__Work order__.
Type out the whole listing again exactly, pictures omitted.

--- --- ---

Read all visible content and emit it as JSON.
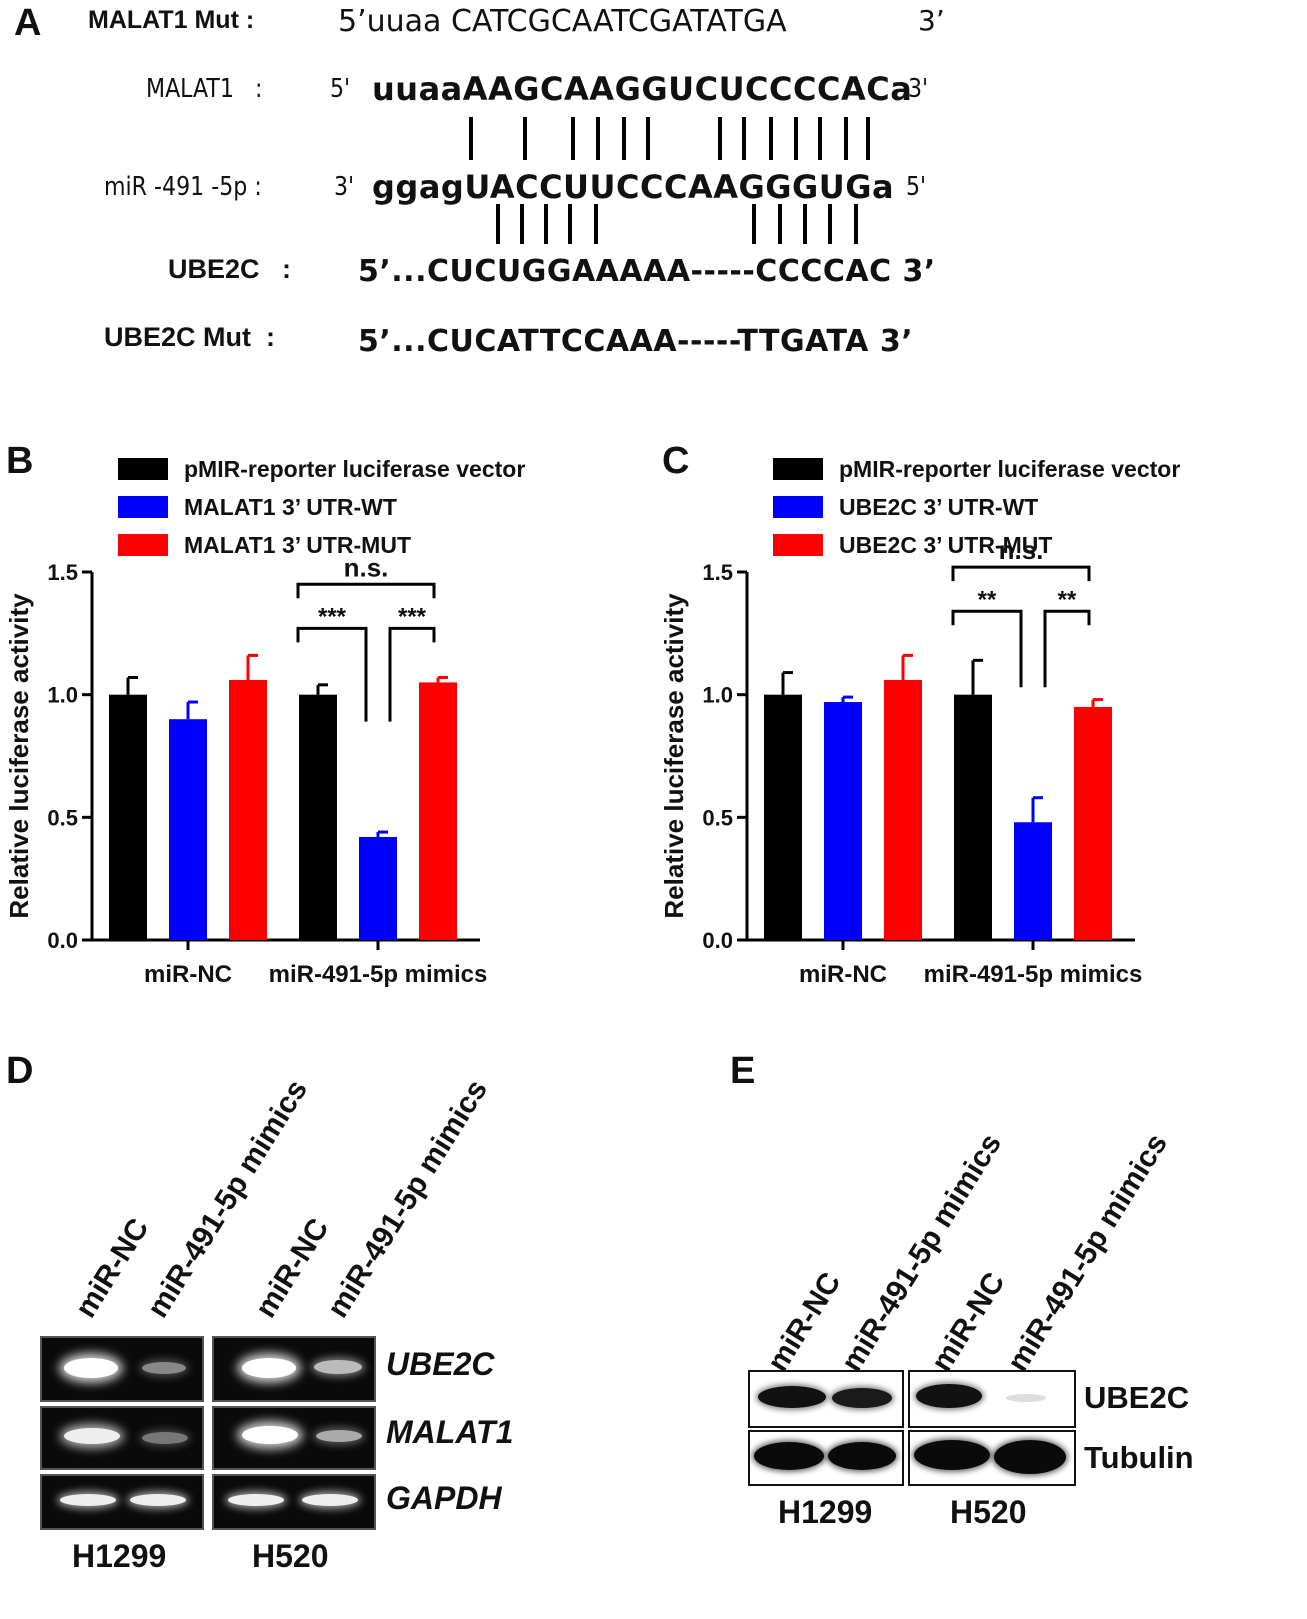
{
  "panel_a": {
    "letter": "A",
    "rows": [
      {
        "label": "MALAT1 Mut :",
        "seq": "5’uuaa CATCGCAATCGATATGA",
        "end": "3’"
      },
      {
        "label": "MALAT1   :",
        "seq_prefix": "5' ",
        "seq": "uuaaAAGCAAGGUCUCCCCACa",
        "end": "3'"
      },
      {
        "label": "miR -491 -5p :",
        "seq_prefix": "3' ",
        "seq": "ggagUACCUUCCCAAGGGUGa",
        "end": "5'"
      },
      {
        "label": "UBE2C   :",
        "seq": "5’...CUCUGGAAAAA-----CCCCAC 3’"
      },
      {
        "label": "UBE2C Mut  :",
        "seq": "5’...CUCATTCCAAA-----TTGATA 3’"
      }
    ]
  },
  "chart_data": [
    {
      "panel": "B",
      "type": "bar",
      "categories": [
        "miR-NC",
        "miR-491-5p mimics"
      ],
      "ylabel": "Relative luciferase activity",
      "ylim": [
        0,
        1.5
      ],
      "yticks": [
        "0.0",
        "0.5",
        "1.0",
        "1.5"
      ],
      "legend_position": "top",
      "series": [
        {
          "name": "pMIR-reporter luciferase vector",
          "color": "#000000",
          "values": [
            1.0,
            1.0
          ],
          "errors": [
            0.07,
            0.04
          ]
        },
        {
          "name": "MALAT1 3’ UTR-WT",
          "color": "#0000ff",
          "values": [
            0.9,
            0.42
          ],
          "errors": [
            0.07,
            0.02
          ]
        },
        {
          "name": "MALAT1 3’ UTR-MUT",
          "color": "#ff0000",
          "values": [
            1.06,
            1.05
          ],
          "errors": [
            0.1,
            0.02
          ]
        }
      ],
      "annotations": [
        "***",
        "***",
        "n.s."
      ]
    },
    {
      "panel": "C",
      "type": "bar",
      "categories": [
        "miR-NC",
        "miR-491-5p mimics"
      ],
      "ylabel": "Relative luciferase activity",
      "ylim": [
        0,
        1.5
      ],
      "yticks": [
        "0.0",
        "0.5",
        "1.0",
        "1.5"
      ],
      "legend_position": "top",
      "series": [
        {
          "name": "pMIR-reporter luciferase vector",
          "color": "#000000",
          "values": [
            1.0,
            1.0
          ],
          "errors": [
            0.09,
            0.14
          ]
        },
        {
          "name": "UBE2C 3’ UTR-WT",
          "color": "#0000ff",
          "values": [
            0.97,
            0.48
          ],
          "errors": [
            0.02,
            0.1
          ]
        },
        {
          "name": "UBE2C 3’ UTR-MUT",
          "color": "#ff0000",
          "values": [
            1.06,
            0.95
          ],
          "errors": [
            0.1,
            0.03
          ]
        }
      ],
      "annotations": [
        "**",
        "**",
        "n.s."
      ]
    }
  ],
  "panel_d": {
    "letter": "D",
    "lanes": [
      "miR-NC",
      "miR-491-5p mimics",
      "miR-NC",
      "miR-491-5p mimics"
    ],
    "genes": [
      "UBE2C",
      "MALAT1",
      "GAPDH"
    ],
    "cells": [
      "H1299",
      "H520"
    ]
  },
  "panel_e": {
    "letter": "E",
    "lanes": [
      "miR-NC",
      "miR-491-5p mimics",
      "miR-NC",
      "miR-491-5p mimics"
    ],
    "proteins": [
      "UBE2C",
      "Tubulin"
    ],
    "cells": [
      "H1299",
      "H520"
    ]
  }
}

--- --- ---

__Written response__.
Read all visible content and emit it as JSON.
{
  "panel_a": {
    "letter": "A",
    "rows": [
      {
        "label": "MALAT1 Mut :",
        "seq": "5’uuaa CATCGCAATCGATATGA",
        "end": "3’"
      },
      {
        "label": "MALAT1   :",
        "seq_prefix": "5' ",
        "seq": "uuaaAAGCAAGGUCUCCCCACa",
        "end": "3'"
      },
      {
        "label": "miR -491 -5p :",
        "seq_prefix": "3' ",
        "seq": "ggagUACCUUCCCAAGGGUGa",
        "end": "5'"
      },
      {
        "label": "UBE2C   :",
        "seq": "5’...CUCUGGAAAAA-----CCCCAC 3’"
      },
      {
        "label": "UBE2C Mut  :",
        "seq": "5’...CUCATTCCAAA-----TTGATA 3’"
      }
    ]
  },
  "chart_data": [
    {
      "panel": "B",
      "type": "bar",
      "categories": [
        "miR-NC",
        "miR-491-5p mimics"
      ],
      "ylabel": "Relative luciferase activity",
      "ylim": [
        0,
        1.5
      ],
      "yticks": [
        "0.0",
        "0.5",
        "1.0",
        "1.5"
      ],
      "legend_position": "top",
      "series": [
        {
          "name": "pMIR-reporter luciferase vector",
          "color": "#000000",
          "values": [
            1.0,
            1.0
          ],
          "errors": [
            0.07,
            0.04
          ]
        },
        {
          "name": "MALAT1 3’ UTR-WT",
          "color": "#0000ff",
          "values": [
            0.9,
            0.42
          ],
          "errors": [
            0.07,
            0.02
          ]
        },
        {
          "name": "MALAT1 3’ UTR-MUT",
          "color": "#ff0000",
          "values": [
            1.06,
            1.05
          ],
          "errors": [
            0.1,
            0.02
          ]
        }
      ],
      "annotations": [
        "***",
        "***",
        "n.s."
      ]
    },
    {
      "panel": "C",
      "type": "bar",
      "categories": [
        "miR-NC",
        "miR-491-5p mimics"
      ],
      "ylabel": "Relative luciferase activity",
      "ylim": [
        0,
        1.5
      ],
      "yticks": [
        "0.0",
        "0.5",
        "1.0",
        "1.5"
      ],
      "legend_position": "top",
      "series": [
        {
          "name": "pMIR-reporter luciferase vector",
          "color": "#000000",
          "values": [
            1.0,
            1.0
          ],
          "errors": [
            0.09,
            0.14
          ]
        },
        {
          "name": "UBE2C 3’ UTR-WT",
          "color": "#0000ff",
          "values": [
            0.97,
            0.48
          ],
          "errors": [
            0.02,
            0.1
          ]
        },
        {
          "name": "UBE2C 3’ UTR-MUT",
          "color": "#ff0000",
          "values": [
            1.06,
            0.95
          ],
          "errors": [
            0.1,
            0.03
          ]
        }
      ],
      "annotations": [
        "**",
        "**",
        "n.s."
      ]
    }
  ],
  "panel_d": {
    "letter": "D",
    "lanes": [
      "miR-NC",
      "miR-491-5p mimics",
      "miR-NC",
      "miR-491-5p mimics"
    ],
    "genes": [
      "UBE2C",
      "MALAT1",
      "GAPDH"
    ],
    "cells": [
      "H1299",
      "H520"
    ]
  },
  "panel_e": {
    "letter": "E",
    "lanes": [
      "miR-NC",
      "miR-491-5p mimics",
      "miR-NC",
      "miR-491-5p mimics"
    ],
    "proteins": [
      "UBE2C",
      "Tubulin"
    ],
    "cells": [
      "H1299",
      "H520"
    ]
  }
}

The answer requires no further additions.